>>>

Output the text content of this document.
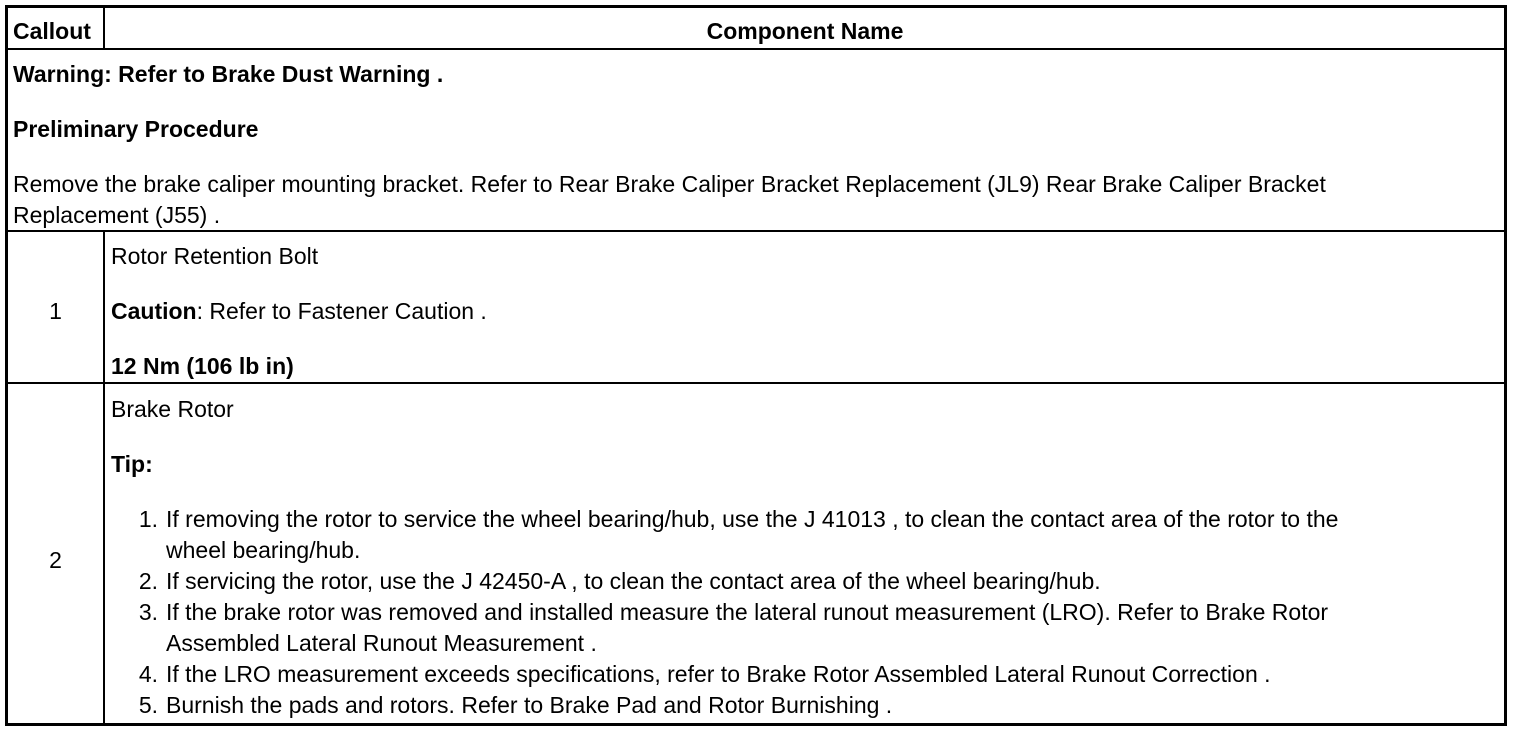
Callout	Component Name
Warning: Refer to Brake Dust Warning .
Preliminary Procedure
Remove the brake caliper mounting bracket. Refer to Rear Brake Caliper Bracket Replacement (JL9) Rear Brake Caliper Bracket
Replacement (J55) .
1
Rotor Retention Bolt
Caution: Refer to Fastener Caution .
12 Nm (106 lb in)
2
Brake Rotor
Tip:
1. If removing the rotor to service the wheel bearing/hub, use the J 41013 , to clean the contact area of the rotor to the
wheel bearing/hub.
2. If servicing the rotor, use the J 42450-A , to clean the contact area of the wheel bearing/hub.
3. If the brake rotor was removed and installed measure the lateral runout measurement (LRO). Refer to Brake Rotor
Assembled Lateral Runout Measurement .
4. If the LRO measurement exceeds specifications, refer to Brake Rotor Assembled Lateral Runout Correction .
5. Burnish the pads and rotors. Refer to Brake Pad and Rotor Burnishing .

<<<

▸ **What you have to do**: All of the records need repeating exactly, except for the pictures.

▸ **Correct response**:
Output the text content of this document.
Callout	Component Name
Warning: Refer to Brake Dust Warning .
Preliminary Procedure
Remove the brake caliper mounting bracket. Refer to Rear Brake Caliper Bracket Replacement (JL9) Rear Brake Caliper Bracket
Replacement (J55) .
1
Rotor Retention Bolt
Caution: Refer to Fastener Caution .
12 Nm (106 lb in)
2
Brake Rotor
Tip:
1. If removing the rotor to service the wheel bearing/hub, use the J 41013 , to clean the contact area of the rotor to the
wheel bearing/hub.
2. If servicing the rotor, use the J 42450-A , to clean the contact area of the wheel bearing/hub.
3. If the brake rotor was removed and installed measure the lateral runout measurement (LRO). Refer to Brake Rotor
Assembled Lateral Runout Measurement .
4. If the LRO measurement exceeds specifications, refer to Brake Rotor Assembled Lateral Runout Correction .
5. Burnish the pads and rotors. Refer to Brake Pad and Rotor Burnishing .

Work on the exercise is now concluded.